▸ **Set problem**:
Print all the records exactly, please.

▸ **Record set**:
[start]

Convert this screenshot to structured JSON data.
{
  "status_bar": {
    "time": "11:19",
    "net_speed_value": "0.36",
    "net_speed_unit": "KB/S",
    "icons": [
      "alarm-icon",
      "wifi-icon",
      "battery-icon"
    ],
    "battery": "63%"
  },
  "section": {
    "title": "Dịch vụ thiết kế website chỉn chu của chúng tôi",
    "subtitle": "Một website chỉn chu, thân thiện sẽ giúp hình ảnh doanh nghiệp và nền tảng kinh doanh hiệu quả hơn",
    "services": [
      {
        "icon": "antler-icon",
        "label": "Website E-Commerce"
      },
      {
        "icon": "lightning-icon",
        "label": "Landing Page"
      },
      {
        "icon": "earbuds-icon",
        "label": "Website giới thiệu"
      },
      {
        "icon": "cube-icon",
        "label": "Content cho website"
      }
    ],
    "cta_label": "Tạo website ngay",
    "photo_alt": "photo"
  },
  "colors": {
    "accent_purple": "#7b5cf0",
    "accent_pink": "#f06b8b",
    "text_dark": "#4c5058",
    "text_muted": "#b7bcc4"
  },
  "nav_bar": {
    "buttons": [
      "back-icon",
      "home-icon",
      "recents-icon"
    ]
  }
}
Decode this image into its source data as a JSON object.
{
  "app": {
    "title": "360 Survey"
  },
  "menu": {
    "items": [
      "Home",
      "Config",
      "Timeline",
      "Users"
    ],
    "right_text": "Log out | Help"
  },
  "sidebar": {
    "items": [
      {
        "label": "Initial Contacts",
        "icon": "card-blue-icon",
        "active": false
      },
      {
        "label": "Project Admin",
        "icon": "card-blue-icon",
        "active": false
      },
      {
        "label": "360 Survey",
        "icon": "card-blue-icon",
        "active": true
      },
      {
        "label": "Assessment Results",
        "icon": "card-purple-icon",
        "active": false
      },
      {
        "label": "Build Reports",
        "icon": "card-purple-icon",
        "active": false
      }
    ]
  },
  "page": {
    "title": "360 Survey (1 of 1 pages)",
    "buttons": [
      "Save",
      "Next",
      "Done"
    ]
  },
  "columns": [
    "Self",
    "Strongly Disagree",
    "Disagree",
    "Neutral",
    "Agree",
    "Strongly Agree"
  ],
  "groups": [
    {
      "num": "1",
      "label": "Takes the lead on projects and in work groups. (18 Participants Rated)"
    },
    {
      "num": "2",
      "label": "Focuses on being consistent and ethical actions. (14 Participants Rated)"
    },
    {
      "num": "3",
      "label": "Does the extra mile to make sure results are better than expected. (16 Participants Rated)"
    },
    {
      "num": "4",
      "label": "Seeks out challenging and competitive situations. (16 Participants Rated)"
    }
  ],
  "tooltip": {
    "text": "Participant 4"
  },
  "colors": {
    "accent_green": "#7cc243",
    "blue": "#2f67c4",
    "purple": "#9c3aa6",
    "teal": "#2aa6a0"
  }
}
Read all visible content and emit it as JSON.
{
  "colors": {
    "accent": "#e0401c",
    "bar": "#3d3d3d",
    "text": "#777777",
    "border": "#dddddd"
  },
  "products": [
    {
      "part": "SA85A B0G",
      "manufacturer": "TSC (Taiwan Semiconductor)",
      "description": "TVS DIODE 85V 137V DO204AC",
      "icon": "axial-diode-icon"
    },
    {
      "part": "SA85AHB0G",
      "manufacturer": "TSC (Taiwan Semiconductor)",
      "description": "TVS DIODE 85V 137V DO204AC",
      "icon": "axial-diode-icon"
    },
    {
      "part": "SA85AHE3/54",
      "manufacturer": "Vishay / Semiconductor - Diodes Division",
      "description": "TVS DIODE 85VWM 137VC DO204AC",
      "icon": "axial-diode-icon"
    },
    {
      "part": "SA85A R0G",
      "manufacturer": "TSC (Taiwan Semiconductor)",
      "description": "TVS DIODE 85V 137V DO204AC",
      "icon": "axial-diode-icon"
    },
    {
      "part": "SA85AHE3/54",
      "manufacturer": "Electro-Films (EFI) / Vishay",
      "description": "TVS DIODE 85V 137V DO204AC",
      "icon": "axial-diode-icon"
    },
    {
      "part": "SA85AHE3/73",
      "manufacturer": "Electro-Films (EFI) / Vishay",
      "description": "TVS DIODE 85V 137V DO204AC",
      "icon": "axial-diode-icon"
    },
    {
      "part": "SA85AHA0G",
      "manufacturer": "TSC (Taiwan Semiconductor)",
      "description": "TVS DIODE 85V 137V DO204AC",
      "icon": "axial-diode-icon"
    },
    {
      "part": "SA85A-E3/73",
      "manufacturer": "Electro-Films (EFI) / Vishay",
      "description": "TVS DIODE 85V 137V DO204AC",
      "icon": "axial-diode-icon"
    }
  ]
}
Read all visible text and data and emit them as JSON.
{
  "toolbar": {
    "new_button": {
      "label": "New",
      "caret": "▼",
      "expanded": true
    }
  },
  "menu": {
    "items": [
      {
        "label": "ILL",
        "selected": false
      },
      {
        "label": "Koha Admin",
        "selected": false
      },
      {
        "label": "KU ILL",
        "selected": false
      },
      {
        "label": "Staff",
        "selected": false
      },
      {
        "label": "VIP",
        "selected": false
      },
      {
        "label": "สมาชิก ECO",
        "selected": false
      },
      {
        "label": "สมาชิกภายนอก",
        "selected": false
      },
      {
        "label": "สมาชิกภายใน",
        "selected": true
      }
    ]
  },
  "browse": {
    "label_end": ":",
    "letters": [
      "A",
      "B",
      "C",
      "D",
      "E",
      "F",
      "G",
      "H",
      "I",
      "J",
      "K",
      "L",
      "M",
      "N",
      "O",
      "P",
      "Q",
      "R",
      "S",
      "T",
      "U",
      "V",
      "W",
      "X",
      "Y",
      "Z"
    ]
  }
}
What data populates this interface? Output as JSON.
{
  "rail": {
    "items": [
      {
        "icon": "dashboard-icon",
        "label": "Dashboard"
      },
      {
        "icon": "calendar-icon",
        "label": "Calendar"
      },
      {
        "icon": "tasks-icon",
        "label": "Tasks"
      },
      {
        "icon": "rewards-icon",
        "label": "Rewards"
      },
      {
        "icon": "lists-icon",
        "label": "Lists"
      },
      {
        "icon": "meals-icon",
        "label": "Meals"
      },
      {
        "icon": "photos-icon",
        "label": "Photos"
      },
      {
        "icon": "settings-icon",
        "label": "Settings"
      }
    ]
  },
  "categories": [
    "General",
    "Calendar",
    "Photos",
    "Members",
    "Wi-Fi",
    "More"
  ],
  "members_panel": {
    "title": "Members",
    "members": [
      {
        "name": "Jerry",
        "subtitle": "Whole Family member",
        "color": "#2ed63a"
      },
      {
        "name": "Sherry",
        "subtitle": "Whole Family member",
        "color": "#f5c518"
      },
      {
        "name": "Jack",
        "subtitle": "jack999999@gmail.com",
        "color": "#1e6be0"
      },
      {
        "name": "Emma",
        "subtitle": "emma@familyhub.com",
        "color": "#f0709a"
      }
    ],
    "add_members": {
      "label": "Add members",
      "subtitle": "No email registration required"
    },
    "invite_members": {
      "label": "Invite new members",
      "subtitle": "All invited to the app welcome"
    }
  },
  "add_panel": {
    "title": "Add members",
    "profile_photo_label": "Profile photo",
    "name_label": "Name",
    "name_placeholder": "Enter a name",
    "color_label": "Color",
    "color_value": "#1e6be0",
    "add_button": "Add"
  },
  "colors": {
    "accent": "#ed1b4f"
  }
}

[end]

▸ **Task output**:
Convert this screenshot to structured JSON data.
{
  "status_bar": {
    "time": "11:19",
    "net_speed_value": "0.36",
    "net_speed_unit": "KB/S",
    "icons": [
      "alarm-icon",
      "wifi-icon",
      "battery-icon"
    ],
    "battery": "63%"
  },
  "section": {
    "title": "Dịch vụ thiết kế website chỉn chu của chúng tôi",
    "subtitle": "Một website chỉn chu, thân thiện sẽ giúp hình ảnh doanh nghiệp và nền tảng kinh doanh hiệu quả hơn",
    "services": [
      {
        "icon": "antler-icon",
        "label": "Website E-Commerce"
      },
      {
        "icon": "lightning-icon",
        "label": "Landing Page"
      },
      {
        "icon": "earbuds-icon",
        "label": "Website giới thiệu"
      },
      {
        "icon": "cube-icon",
        "label": "Content cho website"
      }
    ],
    "cta_label": "Tạo website ngay",
    "photo_alt": "photo"
  },
  "colors": {
    "accent_purple": "#7b5cf0",
    "accent_pink": "#f06b8b",
    "text_dark": "#4c5058",
    "text_muted": "#b7bcc4"
  },
  "nav_bar": {
    "buttons": [
      "back-icon",
      "home-icon",
      "recents-icon"
    ]
  }
}
Decode this image into its source data as a JSON object.
{
  "app": {
    "title": "360 Survey"
  },
  "menu": {
    "items": [
      "Home",
      "Config",
      "Timeline",
      "Users"
    ],
    "right_text": "Log out | Help"
  },
  "sidebar": {
    "items": [
      {
        "label": "Initial Contacts",
        "icon": "card-blue-icon",
        "active": false
      },
      {
        "label": "Project Admin",
        "icon": "card-blue-icon",
        "active": false
      },
      {
        "label": "360 Survey",
        "icon": "card-blue-icon",
        "active": true
      },
      {
        "label": "Assessment Results",
        "icon": "card-purple-icon",
        "active": false
      },
      {
        "label": "Build Reports",
        "icon": "card-purple-icon",
        "active": false
      }
    ]
  },
  "page": {
    "title": "360 Survey (1 of 1 pages)",
    "buttons": [
      "Save",
      "Next",
      "Done"
    ]
  },
  "columns": [
    "Self",
    "Strongly Disagree",
    "Disagree",
    "Neutral",
    "Agree",
    "Strongly Agree"
  ],
  "groups": [
    {
      "num": "1",
      "label": "Takes the lead on projects and in work groups. (18 Participants Rated)"
    },
    {
      "num": "2",
      "label": "Focuses on being consistent and ethical actions. (14 Participants Rated)"
    },
    {
      "num": "3",
      "label": "Does the extra mile to make sure results are better than expected. (16 Participants Rated)"
    },
    {
      "num": "4",
      "label": "Seeks out challenging and competitive situations. (16 Participants Rated)"
    }
  ],
  "tooltip": {
    "text": "Participant 4"
  },
  "colors": {
    "accent_green": "#7cc243",
    "blue": "#2f67c4",
    "purple": "#9c3aa6",
    "teal": "#2aa6a0"
  }
}
Read all visible content and emit it as JSON.
{
  "colors": {
    "accent": "#e0401c",
    "bar": "#3d3d3d",
    "text": "#777777",
    "border": "#dddddd"
  },
  "products": [
    {
      "part": "SA85A B0G",
      "manufacturer": "TSC (Taiwan Semiconductor)",
      "description": "TVS DIODE 85V 137V DO204AC",
      "icon": "axial-diode-icon"
    },
    {
      "part": "SA85AHB0G",
      "manufacturer": "TSC (Taiwan Semiconductor)",
      "description": "TVS DIODE 85V 137V DO204AC",
      "icon": "axial-diode-icon"
    },
    {
      "part": "SA85AHE3/54",
      "manufacturer": "Vishay / Semiconductor - Diodes Division",
      "description": "TVS DIODE 85VWM 137VC DO204AC",
      "icon": "axial-diode-icon"
    },
    {
      "part": "SA85A R0G",
      "manufacturer": "TSC (Taiwan Semiconductor)",
      "description": "TVS DIODE 85V 137V DO204AC",
      "icon": "axial-diode-icon"
    },
    {
      "part": "SA85AHE3/54",
      "manufacturer": "Electro-Films (EFI) / Vishay",
      "description": "TVS DIODE 85V 137V DO204AC",
      "icon": "axial-diode-icon"
    },
    {
      "part": "SA85AHE3/73",
      "manufacturer": "Electro-Films (EFI) / Vishay",
      "description": "TVS DIODE 85V 137V DO204AC",
      "icon": "axial-diode-icon"
    },
    {
      "part": "SA85AHA0G",
      "manufacturer": "TSC (Taiwan Semiconductor)",
      "description": "TVS DIODE 85V 137V DO204AC",
      "icon": "axial-diode-icon"
    },
    {
      "part": "SA85A-E3/73",
      "manufacturer": "Electro-Films (EFI) / Vishay",
      "description": "TVS DIODE 85V 137V DO204AC",
      "icon": "axial-diode-icon"
    }
  ]
}
Read all visible text and data and emit them as JSON.
{
  "toolbar": {
    "new_button": {
      "label": "New",
      "caret": "▼",
      "expanded": true
    }
  },
  "menu": {
    "items": [
      {
        "label": "ILL",
        "selected": false
      },
      {
        "label": "Koha Admin",
        "selected": false
      },
      {
        "label": "KU ILL",
        "selected": false
      },
      {
        "label": "Staff",
        "selected": false
      },
      {
        "label": "VIP",
        "selected": false
      },
      {
        "label": "สมาชิก ECO",
        "selected": false
      },
      {
        "label": "สมาชิกภายนอก",
        "selected": false
      },
      {
        "label": "สมาชิกภายใน",
        "selected": true
      }
    ]
  },
  "browse": {
    "label_end": ":",
    "letters": [
      "A",
      "B",
      "C",
      "D",
      "E",
      "F",
      "G",
      "H",
      "I",
      "J",
      "K",
      "L",
      "M",
      "N",
      "O",
      "P",
      "Q",
      "R",
      "S",
      "T",
      "U",
      "V",
      "W",
      "X",
      "Y",
      "Z"
    ]
  }
}
What data populates this interface? Output as JSON.
{
  "rail": {
    "items": [
      {
        "icon": "dashboard-icon",
        "label": "Dashboard"
      },
      {
        "icon": "calendar-icon",
        "label": "Calendar"
      },
      {
        "icon": "tasks-icon",
        "label": "Tasks"
      },
      {
        "icon": "rewards-icon",
        "label": "Rewards"
      },
      {
        "icon": "lists-icon",
        "label": "Lists"
      },
      {
        "icon": "meals-icon",
        "label": "Meals"
      },
      {
        "icon": "photos-icon",
        "label": "Photos"
      },
      {
        "icon": "settings-icon",
        "label": "Settings"
      }
    ]
  },
  "categories": [
    "General",
    "Calendar",
    "Photos",
    "Members",
    "Wi-Fi",
    "More"
  ],
  "members_panel": {
    "title": "Members",
    "members": [
      {
        "name": "Jerry",
        "subtitle": "Whole Family member",
        "color": "#2ed63a"
      },
      {
        "name": "Sherry",
        "subtitle": "Whole Family member",
        "color": "#f5c518"
      },
      {
        "name": "Jack",
        "subtitle": "jack999999@gmail.com",
        "color": "#1e6be0"
      },
      {
        "name": "Emma",
        "subtitle": "emma@familyhub.com",
        "color": "#f0709a"
      }
    ],
    "add_members": {
      "label": "Add members",
      "subtitle": "No email registration required"
    },
    "invite_members": {
      "label": "Invite new members",
      "subtitle": "All invited to the app welcome"
    }
  },
  "add_panel": {
    "title": "Add members",
    "profile_photo_label": "Profile photo",
    "name_label": "Name",
    "name_placeholder": "Enter a name",
    "color_label": "Color",
    "color_value": "#1e6be0",
    "add_button": "Add"
  },
  "colors": {
    "accent": "#ed1b4f"
  }
}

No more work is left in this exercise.